DOCUMENT EXCERPT:
# # # #

20080821-my-catcher-in-the-rye-by-kelly-fosterMaybe it’s because my students and I are discussing Holden Caulfield this week—this sweet kid who genuinely wanted to know where the ducks went in winter. Maybe it’s because I’ve been reading Salinger and teaching once again at a rigorous prep school. Maybe it’s because I’ve just moved back home to Mississippi and it’s as terrifying as it is comforting. Maybe it’s because I smoked a cigarette for the first time in months yesterday. But I couldn’t stop thinking about my friend Zach last night, so I wanted to write about him.

Zach is the fourth child of an extraordinary family of six children who have a pretty ordinary last name—the Johnsons. They are all so incredibly gifted and tender and fascinating they might as well have been written by Salinger. They could even change their surname to Tenenbaum (that’s for you Wes Anderson fans).

They score movies (that then win Jury prizes at Sundance), they design album covers for platinum-selling albums, they graduate from Harvard, they play Red Rocks, they furnish the palaces of Near Eastern princesses, they design boutiques in New York, they model, and that’s all just in a couple months. They’re a bit ridiculously cool, in fact, and you’d have to resent them for it if they weren’t so terribly kind and self-deprecating.

Like my friend Reva whom I wrote about last week, I first got to know the Johnsons through our great Boston experiment. I first got to know Zach the way one gets to know Zach, smoking cigarettes on the front porch, talking about Dostoevsky and writing and, well, cigarettes.

Zach used to drum for The Fray. He jokes sometimes that he should make business cards that say, “Zach Johnson. I used to drum for The Fray.” Zach cried once when he read in People magazine about Avril Lavigne’s struggle with an eating disorder. One day while walking in New York, Zach got punched in the face by a complete stranger (to be fair, Zach did tell the man to do it—long story). Zach sings like Tom Waits, and if you compliment him on his drumming, he shrugs and says, “I was just trying to sound like the guy from Sigur Ros.”

On the surface, Zach looks like the kind of angel-headed hipster that should be volleying cynical comments with a Gauloise dangling between his smirking lips. Except there’s not a cynical bone in his body. He’s compassionate. He listens with rapt attention. To everyone. Which is why many of us who lived with him in Boston view him as our favorite old-souled younger brother. But he’s also this dangerous, seething muse—the kind of piercing radiance you’d hate to see sputter or cease to flicker in this dark world. Because life is often unkind to those who wear their power and their beauty so terribly close to the skin, and you shudder to lose it.

# # # #

DATA PROVIDED:
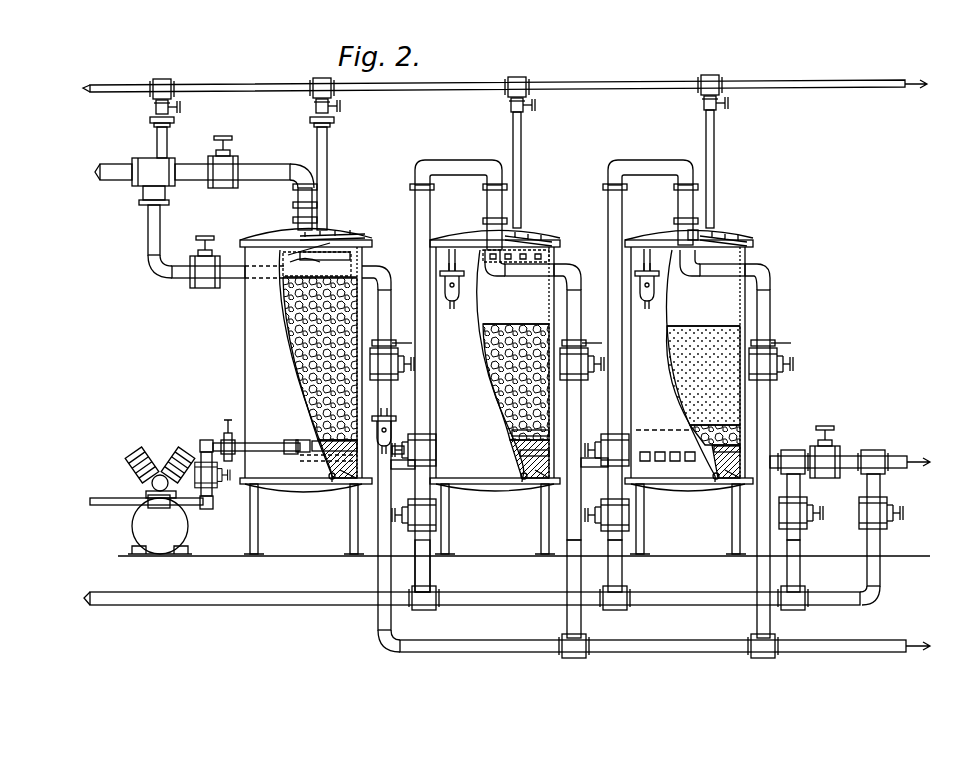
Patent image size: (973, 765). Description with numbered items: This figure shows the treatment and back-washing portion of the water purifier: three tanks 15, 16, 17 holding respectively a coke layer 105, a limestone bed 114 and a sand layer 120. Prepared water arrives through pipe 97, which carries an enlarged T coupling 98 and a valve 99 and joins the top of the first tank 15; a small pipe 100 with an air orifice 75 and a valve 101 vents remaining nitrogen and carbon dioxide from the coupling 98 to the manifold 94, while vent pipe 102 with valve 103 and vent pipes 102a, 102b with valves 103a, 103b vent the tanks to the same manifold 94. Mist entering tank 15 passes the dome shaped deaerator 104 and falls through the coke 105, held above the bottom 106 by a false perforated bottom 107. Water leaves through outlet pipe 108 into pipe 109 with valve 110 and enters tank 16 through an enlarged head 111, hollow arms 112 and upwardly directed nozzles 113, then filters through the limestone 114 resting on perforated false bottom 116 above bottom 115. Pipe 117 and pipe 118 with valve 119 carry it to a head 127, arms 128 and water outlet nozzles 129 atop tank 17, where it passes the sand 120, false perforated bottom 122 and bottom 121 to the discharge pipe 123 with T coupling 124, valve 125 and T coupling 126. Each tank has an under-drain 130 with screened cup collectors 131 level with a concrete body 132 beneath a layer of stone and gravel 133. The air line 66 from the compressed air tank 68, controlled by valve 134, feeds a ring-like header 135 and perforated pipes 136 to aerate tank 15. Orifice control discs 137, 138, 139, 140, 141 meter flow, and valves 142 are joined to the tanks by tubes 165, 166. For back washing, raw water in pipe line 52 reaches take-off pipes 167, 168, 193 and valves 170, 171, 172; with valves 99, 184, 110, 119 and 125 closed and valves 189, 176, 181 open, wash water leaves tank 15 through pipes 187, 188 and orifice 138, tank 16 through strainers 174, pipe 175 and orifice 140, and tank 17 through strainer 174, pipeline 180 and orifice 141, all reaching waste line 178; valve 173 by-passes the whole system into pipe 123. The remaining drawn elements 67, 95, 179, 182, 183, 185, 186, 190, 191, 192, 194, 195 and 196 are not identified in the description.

The first treatment tank 15 is at (348, 234).
The second tank 16 is at (528, 234).
The third tank 17 is at (712, 234).
The back-wash pipe line 52 is at (90, 604).
The air supply pipe line 66 is at (90, 502).
The air compressor 67 is at (160, 472).
The compressed air tank 68 is at (132, 530).
The air orifice 75 is at (150, 123).
The manifold 94 is at (90, 90).
The header outlet 95 is at (920, 95).
The pipe 97 is at (100, 175).
The enlarged T coupling 98 is at (142, 158).
The valve 99 is at (228, 190).
The small diameter pipe 100 is at (167, 132).
The valve 101 is at (156, 110).
The vent pipe 102 is at (327, 157).
The vent pipe 102a is at (521, 153).
The vent pipe 102b is at (714, 138).
The valve 103 is at (316, 108).
The valve 103a is at (511, 107).
The valve 103b is at (704, 105).
The dome shaped deaerator 104 is at (362, 232).
The layer of coke 105 is at (282, 320).
The bottom of tank 106 is at (290, 488).
The false perforated bottom 107 is at (310, 438).
The outlet pipe 108 is at (400, 470).
The pipe 109 is at (486, 200).
The valve 110 is at (436, 444).
The enlarged head 111 is at (490, 236).
The hollow pipes or arms 112 is at (516, 257).
The nozzles 113 is at (540, 238).
The limestone bed 114 is at (513, 366).
The bottom of tank 115 is at (505, 490).
The perforated false bottom 116 is at (518, 434).
The pipe 117 is at (592, 468).
The pipe 118 is at (608, 196).
The valve 119 is at (604, 436).
The layer of sand 120 is at (703, 366).
The bottom of tank 121 is at (690, 488).
The false perforated bottom 122 is at (690, 432).
The water discharge outlet pipe 123 is at (788, 456).
The T coupling 124 is at (800, 478).
The valve 125 is at (842, 438).
The T coupling 126 is at (875, 450).
The enlarged head 127 is at (698, 232).
The hollow pipes or arms 128 is at (722, 261).
The water outlet nozzles 129 is at (728, 238).
The under-drains 130 is at (360, 480).
The screened hollow cup collectors 131 is at (345, 476).
The body of solid concrete 132 is at (332, 480).
The layer of stone and gravel 133 is at (520, 455).
The valve 134 is at (212, 484).
The ring-like hollow header 135 is at (334, 436).
The perforated pipes 136 is at (304, 458).
The orifice control disc 137 is at (140, 205).
The orifice control disc 138 is at (292, 206).
The orifice control disc 139 is at (226, 432).
The orifice control disc 140 is at (580, 343).
The orifice control disc 141 is at (774, 343).
The valve 142 is at (400, 402).
The hollow pipe or tube 165 is at (396, 450).
The top tube or pipe 166 is at (318, 398).
The take-off pipe 167 is at (431, 576).
The take-off pipe 168 is at (622, 576).
The valve 170 is at (436, 514).
The valve 171 is at (628, 516).
The valve 172 is at (804, 520).
The valve 173 is at (886, 506).
The strainers 174 is at (596, 278).
The pipe 175 is at (567, 576).
The valve 176 is at (582, 384).
The waste line 178 is at (428, 652).
The outlet 179 is at (908, 652).
The pipeline 180 is at (760, 266).
The valve 181 is at (790, 360).
The tee 182 is at (763, 658).
The pipe 183 is at (146, 244).
The valve 184 is at (195, 284).
The chamber 185 is at (283, 260).
The baffle 186 is at (290, 250).
The pipe 187 is at (378, 264).
The pipe 188 is at (395, 282).
The valve 189 is at (400, 372).
The elbow 190 is at (378, 644).
The tee 191 is at (424, 611).
The tee 192 is at (615, 611).
The take-off pipe 193 is at (800, 560).
The pipe 194 is at (880, 560).
The tee 195 is at (793, 611).
The elbow 196 is at (878, 600).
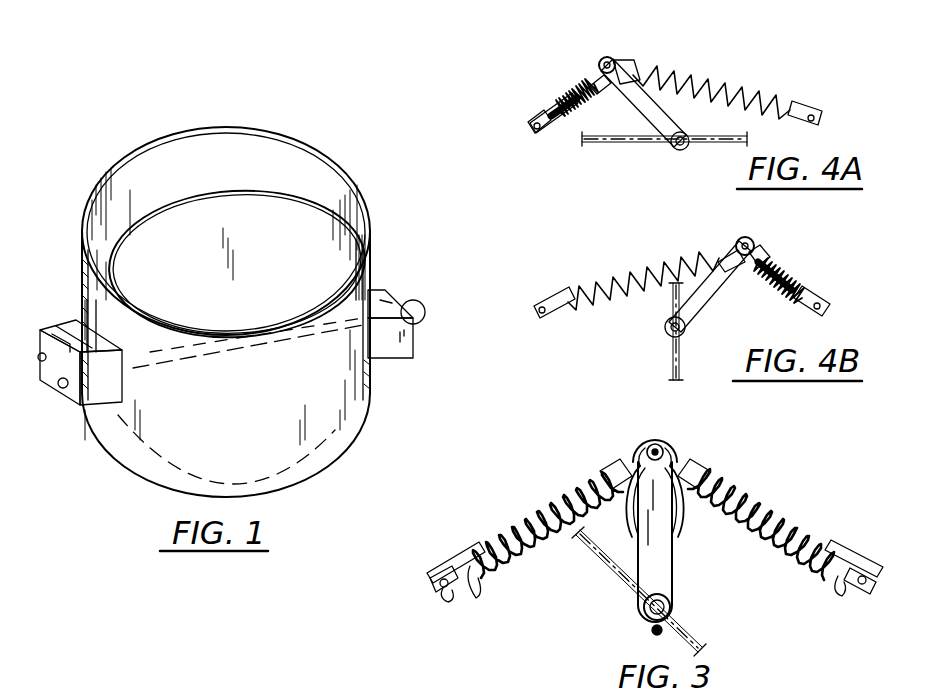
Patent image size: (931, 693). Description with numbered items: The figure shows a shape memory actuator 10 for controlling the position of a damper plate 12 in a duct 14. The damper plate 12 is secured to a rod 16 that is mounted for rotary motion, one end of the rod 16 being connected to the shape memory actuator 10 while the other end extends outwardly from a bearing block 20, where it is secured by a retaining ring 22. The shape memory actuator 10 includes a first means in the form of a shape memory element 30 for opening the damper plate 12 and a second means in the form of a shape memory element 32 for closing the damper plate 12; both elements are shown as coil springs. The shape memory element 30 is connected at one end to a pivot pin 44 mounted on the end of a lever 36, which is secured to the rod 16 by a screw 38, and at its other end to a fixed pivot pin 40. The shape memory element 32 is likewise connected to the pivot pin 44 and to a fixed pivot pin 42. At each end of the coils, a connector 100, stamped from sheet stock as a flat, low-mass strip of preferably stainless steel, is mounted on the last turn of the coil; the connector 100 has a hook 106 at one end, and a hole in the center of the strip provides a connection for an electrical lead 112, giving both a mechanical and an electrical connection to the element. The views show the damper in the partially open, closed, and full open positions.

In FIG. 1, the shape memory actuator 10 is at (82, 420).
In FIG. 4A, the shape memory actuator 10 is at (800, 62).
In FIG. 4B, the shape memory actuator 10 is at (780, 252).
In FIG. 3, the shape memory actuator 10 is at (758, 465).
In FIG. 1, the damper plate 12 is at (306, 190).
In FIG. 4A, the damper plate 12 is at (618, 150).
In FIG. 4B, the damper plate 12 is at (668, 366).
In FIG. 3, the damper plate 12 is at (583, 552).
In FIG. 1, the duct 14 is at (362, 190).
In FIG. 1, the rod 16 is at (249, 353).
In FIG. 4A, the rod 16 is at (678, 150).
In FIG. 4B, the rod 16 is at (664, 329).
In FIG. 3, the rod 16 is at (649, 622).
In FIG. 1, the bearing block 20 is at (402, 341).
In FIG. 1, the retaining ring 22 is at (420, 302).
In FIG. 4A, the shape memory element 30 is at (574, 84).
In FIG. 4B, the shape memory element 30 is at (678, 250).
In FIG. 3, the shape memory element 30 is at (567, 500).
In FIG. 4A, the shape memory element 32 is at (668, 78).
In FIG. 4B, the shape memory element 32 is at (792, 274).
In FIG. 3, the shape memory element 32 is at (768, 521).
In FIG. 1, the lever 36 is at (82, 326).
In FIG. 4A, the lever 36 is at (633, 108).
In FIG. 4B, the lever 36 is at (703, 306).
In FIG. 3, the lever 36 is at (676, 580).
In FIG. 3, the screw 38 is at (648, 635).
In FIG. 4A, the fixed pivot pin 40 is at (549, 126).
In FIG. 4B, the fixed pivot pin 40 is at (546, 316).
In FIG. 3, the fixed pivot pin 40 is at (432, 581).
In FIG. 4A, the fixed pivot pin 42 is at (806, 126).
In FIG. 4B, the fixed pivot pin 42 is at (810, 316).
In FIG. 3, the fixed pivot pin 42 is at (860, 572).
In FIG. 4A, the pivot pin 44 is at (607, 56).
In FIG. 4B, the pivot pin 44 is at (748, 232).
In FIG. 3, the pivot pin 44 is at (655, 436).
In FIG. 3, the connector 100 is at (619, 460).
In FIG. 3, the hook 106 is at (445, 596).
In FIG. 3, the electrical lead 112 is at (477, 602).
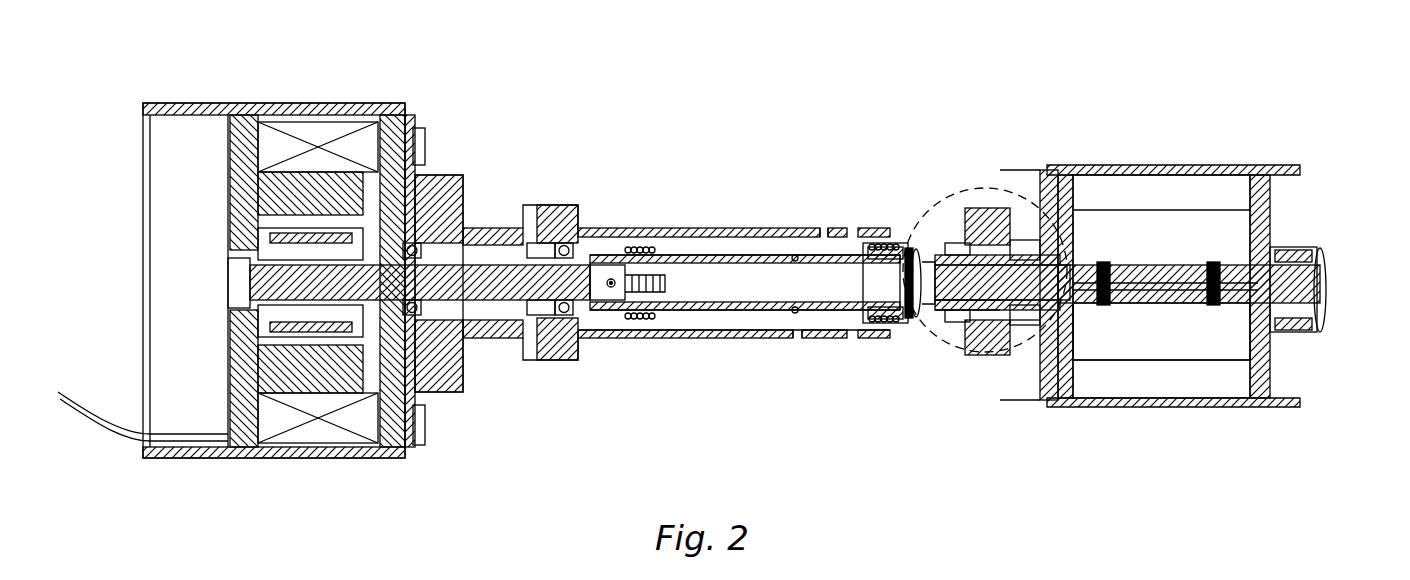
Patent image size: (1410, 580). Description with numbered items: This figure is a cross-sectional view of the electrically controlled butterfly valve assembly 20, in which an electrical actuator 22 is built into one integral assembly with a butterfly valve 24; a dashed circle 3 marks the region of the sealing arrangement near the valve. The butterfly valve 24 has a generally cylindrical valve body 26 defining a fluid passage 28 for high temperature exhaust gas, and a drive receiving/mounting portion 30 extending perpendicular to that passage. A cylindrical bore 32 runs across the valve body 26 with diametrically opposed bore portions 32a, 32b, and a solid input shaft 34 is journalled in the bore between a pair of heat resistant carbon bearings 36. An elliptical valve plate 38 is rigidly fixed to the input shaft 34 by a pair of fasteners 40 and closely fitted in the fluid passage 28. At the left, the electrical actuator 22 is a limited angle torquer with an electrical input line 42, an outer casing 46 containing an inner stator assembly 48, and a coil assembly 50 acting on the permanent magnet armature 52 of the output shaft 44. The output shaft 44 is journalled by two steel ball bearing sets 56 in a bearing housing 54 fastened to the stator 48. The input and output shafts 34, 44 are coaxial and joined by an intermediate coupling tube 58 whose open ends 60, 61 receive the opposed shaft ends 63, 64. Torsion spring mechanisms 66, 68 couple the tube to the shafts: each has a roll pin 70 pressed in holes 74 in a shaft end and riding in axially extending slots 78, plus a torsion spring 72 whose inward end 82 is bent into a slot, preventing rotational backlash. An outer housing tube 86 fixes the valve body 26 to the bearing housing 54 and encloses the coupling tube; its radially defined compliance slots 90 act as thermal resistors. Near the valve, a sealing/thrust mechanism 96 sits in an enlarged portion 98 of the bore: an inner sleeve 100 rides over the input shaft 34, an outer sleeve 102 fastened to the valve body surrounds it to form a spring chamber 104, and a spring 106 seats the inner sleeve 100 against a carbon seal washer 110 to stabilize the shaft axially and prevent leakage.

# # # #

DIRECTION 1: In the records, print the part that opens with the line containing "Patent image size: (931, 693)." and closes with the line containing "In FIG. 4A, the shape memory actuator".
DIRECTION 2: Carry on the essay about Zach from the point where it stops.
The records have no connection to the essay about Zach.

WRITTEN ANSWER 1:
Patent image size: (931, 693). Description with numbered items: The figure shows a shape memory actuator 10 for controlling the position of a damper plate 12 in a duct 14. The damper plate 12 is secured to a rod 16 that is mounted for rotary motion, one end of the rod 16 being connected to the shape memory actuator 10 while the other end extends outwardly from a bearing block 20, where it is secured by a retaining ring 22. The shape memory actuator 10 includes a first means in the form of a shape memory element 30 for opening the damper plate 12 and a second means in the form of a shape memory element 32 for closing the damper plate 12; both elements are shown as coil springs. The shape memory element 30 is connected at one end to a pivot pin 44 mounted on the end of a lever 36, which is secured to the rod 16 by a screw 38, and at its other end to a fixed pivot pin 40. The shape memory element 32 is likewise connected to the pivot pin 44 and to a fixed pivot pin 42. At each end of the coils, a connector 100, stamped from sheet stock as a flat, low-mass strip of preferably stainless steel, is mounted on the last turn of the coil; the connector 100 has a hook 106 at one end, and a hole in the center of the strip provides a connection for an electrical lead 112, giving both a mechanical and an electrical connection to the element. The views show the damper in the partially open, closed, and full open positions.

In FIG. 1, the shape memory actuator 10 is at (82, 420).
In FIG. 4A, the shape memory actuator 10 is at (800, 62).

WRITTEN ANSWER 2:
Not long after I moved to Massachusetts, my friend Katie got invited to play in Boston’s NEMO Festival. Her show was at a little pub in Brookline called Matt Murphy’s. She’d been rehearsing for days in our basement with several of our friends, including Zach on drums. I listened upstairs while I did the one creative thing I can do with my hands—I cooked. I chopped rosemary and braised chicken while everyone else tuned guitars and tried to sync up with each other. But I could sense the show rise and expand beneath me, and I had this prescient awareness you get before the things happen that mark you for life—a distillation of the world into something potent and real.

We ate our dinner outside—chicken, potatoes, arugula, red wine—as the sun set, and then we made our way to Brookline. The show was beautiful—this beautiful thing—like all Katie’s shows are—like being invited to the interior of some ethereal music box. “Taxicab Reveries” was her last song. It’s one of those songs that crescendos at the end into what’s almost an ecstatic cacophony—drums, guitar, piano, bass—and over it all the while Katie keeps repeating with a sort of breathless elegance, “Spiral downspin, spiral downspin.”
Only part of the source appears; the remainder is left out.